:: TASK OBJECTIVE ::
Work out the number of lines containing "recycled". Answer with nothing but that number.

:: MATERIAL SHOWN ::
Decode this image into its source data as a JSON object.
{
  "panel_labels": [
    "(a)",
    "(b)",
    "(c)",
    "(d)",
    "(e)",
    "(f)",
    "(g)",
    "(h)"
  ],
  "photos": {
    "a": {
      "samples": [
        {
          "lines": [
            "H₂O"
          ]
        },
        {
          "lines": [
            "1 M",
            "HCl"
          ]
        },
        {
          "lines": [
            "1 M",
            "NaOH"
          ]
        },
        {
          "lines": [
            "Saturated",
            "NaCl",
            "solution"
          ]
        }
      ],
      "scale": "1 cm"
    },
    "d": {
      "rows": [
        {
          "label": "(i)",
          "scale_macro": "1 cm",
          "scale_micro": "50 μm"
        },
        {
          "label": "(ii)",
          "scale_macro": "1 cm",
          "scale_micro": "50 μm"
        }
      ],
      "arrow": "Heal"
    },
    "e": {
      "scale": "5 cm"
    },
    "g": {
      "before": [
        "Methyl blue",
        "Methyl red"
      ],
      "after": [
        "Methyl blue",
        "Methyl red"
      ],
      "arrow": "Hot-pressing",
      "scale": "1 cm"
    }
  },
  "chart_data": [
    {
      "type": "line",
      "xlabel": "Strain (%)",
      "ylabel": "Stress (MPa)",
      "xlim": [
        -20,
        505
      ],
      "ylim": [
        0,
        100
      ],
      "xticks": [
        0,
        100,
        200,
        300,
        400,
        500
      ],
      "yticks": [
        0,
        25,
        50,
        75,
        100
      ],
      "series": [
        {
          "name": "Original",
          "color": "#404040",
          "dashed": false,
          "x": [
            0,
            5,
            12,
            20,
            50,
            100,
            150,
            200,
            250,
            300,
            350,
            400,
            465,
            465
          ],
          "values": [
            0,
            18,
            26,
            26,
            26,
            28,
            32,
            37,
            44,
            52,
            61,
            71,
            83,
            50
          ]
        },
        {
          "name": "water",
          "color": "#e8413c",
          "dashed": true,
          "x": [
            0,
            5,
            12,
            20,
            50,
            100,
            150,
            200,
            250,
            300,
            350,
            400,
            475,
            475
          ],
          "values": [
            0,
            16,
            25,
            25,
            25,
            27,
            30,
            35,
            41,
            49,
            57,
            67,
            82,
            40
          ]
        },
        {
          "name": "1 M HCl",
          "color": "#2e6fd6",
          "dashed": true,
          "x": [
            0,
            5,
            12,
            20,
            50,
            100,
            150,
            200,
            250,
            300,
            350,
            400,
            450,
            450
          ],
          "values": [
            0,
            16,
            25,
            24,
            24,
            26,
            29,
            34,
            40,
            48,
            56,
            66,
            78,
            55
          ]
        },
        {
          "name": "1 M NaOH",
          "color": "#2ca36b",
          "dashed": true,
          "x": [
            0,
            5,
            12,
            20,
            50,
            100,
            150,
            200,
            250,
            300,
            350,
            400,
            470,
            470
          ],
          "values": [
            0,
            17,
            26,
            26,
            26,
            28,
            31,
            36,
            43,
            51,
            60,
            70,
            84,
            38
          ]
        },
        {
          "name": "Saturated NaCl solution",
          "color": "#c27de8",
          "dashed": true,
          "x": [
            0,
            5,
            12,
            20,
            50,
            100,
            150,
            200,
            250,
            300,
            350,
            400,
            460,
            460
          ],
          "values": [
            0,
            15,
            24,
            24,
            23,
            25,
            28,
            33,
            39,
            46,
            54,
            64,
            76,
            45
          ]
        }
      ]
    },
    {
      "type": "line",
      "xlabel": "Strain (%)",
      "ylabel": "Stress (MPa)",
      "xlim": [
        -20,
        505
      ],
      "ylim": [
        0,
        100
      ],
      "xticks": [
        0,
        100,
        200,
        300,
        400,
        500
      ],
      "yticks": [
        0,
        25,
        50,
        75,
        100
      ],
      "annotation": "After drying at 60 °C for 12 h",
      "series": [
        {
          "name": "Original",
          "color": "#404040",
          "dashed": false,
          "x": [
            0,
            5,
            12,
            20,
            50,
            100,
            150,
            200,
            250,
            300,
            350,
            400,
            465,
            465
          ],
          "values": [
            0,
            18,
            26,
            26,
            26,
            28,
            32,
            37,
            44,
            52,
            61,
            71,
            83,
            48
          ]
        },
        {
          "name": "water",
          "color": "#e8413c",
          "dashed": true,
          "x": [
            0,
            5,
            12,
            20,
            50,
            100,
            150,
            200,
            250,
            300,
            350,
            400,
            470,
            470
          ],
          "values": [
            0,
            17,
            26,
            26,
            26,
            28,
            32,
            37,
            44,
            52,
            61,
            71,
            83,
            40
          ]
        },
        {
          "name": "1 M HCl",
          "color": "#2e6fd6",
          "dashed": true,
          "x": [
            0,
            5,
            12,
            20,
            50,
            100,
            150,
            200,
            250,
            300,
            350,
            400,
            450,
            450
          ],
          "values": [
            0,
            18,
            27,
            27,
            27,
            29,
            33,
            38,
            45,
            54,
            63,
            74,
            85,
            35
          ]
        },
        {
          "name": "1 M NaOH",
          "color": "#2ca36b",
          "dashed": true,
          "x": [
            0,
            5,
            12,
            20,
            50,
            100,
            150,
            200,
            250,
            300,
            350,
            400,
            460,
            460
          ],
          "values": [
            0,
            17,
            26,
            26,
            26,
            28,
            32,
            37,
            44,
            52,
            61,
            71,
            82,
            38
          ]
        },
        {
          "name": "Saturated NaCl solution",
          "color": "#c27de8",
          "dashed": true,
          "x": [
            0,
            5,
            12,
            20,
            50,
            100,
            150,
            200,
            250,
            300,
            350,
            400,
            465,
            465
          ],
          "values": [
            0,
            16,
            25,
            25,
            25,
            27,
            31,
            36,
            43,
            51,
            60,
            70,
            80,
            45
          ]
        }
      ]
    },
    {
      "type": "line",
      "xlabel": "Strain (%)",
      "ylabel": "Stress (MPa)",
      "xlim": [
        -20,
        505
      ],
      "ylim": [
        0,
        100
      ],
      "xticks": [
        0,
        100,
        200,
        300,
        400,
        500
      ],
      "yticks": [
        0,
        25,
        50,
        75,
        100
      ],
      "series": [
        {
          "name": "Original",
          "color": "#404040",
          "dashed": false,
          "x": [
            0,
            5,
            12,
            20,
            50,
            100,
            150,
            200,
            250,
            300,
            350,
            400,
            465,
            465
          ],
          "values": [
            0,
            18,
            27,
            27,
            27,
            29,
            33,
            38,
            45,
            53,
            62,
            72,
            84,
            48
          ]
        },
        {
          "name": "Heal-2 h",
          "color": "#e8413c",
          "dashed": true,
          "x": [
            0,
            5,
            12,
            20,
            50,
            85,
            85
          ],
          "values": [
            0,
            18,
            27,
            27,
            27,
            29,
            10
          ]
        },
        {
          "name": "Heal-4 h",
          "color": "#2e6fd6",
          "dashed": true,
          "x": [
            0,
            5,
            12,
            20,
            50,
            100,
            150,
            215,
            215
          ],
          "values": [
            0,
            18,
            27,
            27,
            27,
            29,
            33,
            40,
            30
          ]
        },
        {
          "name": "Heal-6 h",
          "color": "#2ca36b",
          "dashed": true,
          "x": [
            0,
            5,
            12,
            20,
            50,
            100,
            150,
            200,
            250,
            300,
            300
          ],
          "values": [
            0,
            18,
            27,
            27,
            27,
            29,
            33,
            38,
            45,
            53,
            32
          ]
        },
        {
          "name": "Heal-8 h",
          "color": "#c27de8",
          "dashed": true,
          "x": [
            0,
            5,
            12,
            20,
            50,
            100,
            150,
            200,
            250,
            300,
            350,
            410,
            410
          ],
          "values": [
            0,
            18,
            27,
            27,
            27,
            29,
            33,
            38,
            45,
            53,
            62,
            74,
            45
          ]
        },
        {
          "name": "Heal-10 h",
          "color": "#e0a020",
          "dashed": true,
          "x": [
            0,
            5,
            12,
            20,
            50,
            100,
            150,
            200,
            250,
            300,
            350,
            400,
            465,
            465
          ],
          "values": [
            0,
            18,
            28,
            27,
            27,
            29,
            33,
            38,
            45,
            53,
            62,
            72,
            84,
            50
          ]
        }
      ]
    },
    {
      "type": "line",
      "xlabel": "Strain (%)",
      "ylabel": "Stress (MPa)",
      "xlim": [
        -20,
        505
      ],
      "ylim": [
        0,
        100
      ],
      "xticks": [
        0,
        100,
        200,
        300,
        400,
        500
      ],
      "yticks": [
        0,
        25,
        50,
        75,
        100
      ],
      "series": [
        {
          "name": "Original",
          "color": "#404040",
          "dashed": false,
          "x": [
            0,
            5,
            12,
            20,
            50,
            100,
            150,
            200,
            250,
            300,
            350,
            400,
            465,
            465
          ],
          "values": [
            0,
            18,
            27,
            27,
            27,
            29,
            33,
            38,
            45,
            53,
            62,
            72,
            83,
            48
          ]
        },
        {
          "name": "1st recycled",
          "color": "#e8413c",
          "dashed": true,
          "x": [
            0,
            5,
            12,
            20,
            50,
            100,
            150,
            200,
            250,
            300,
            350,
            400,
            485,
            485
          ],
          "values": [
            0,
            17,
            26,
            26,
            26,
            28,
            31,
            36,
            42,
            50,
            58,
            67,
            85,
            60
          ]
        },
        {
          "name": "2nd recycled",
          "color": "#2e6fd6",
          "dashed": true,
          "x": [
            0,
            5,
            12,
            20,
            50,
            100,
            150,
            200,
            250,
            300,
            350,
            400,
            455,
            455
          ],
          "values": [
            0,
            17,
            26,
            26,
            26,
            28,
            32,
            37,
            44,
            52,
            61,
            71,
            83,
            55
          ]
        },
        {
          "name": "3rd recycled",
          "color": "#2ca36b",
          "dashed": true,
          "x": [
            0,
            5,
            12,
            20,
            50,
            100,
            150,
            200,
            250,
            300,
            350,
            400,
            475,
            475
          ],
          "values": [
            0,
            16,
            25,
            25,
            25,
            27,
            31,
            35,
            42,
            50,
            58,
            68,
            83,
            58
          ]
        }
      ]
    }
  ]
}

:: TASK RESULT ::
3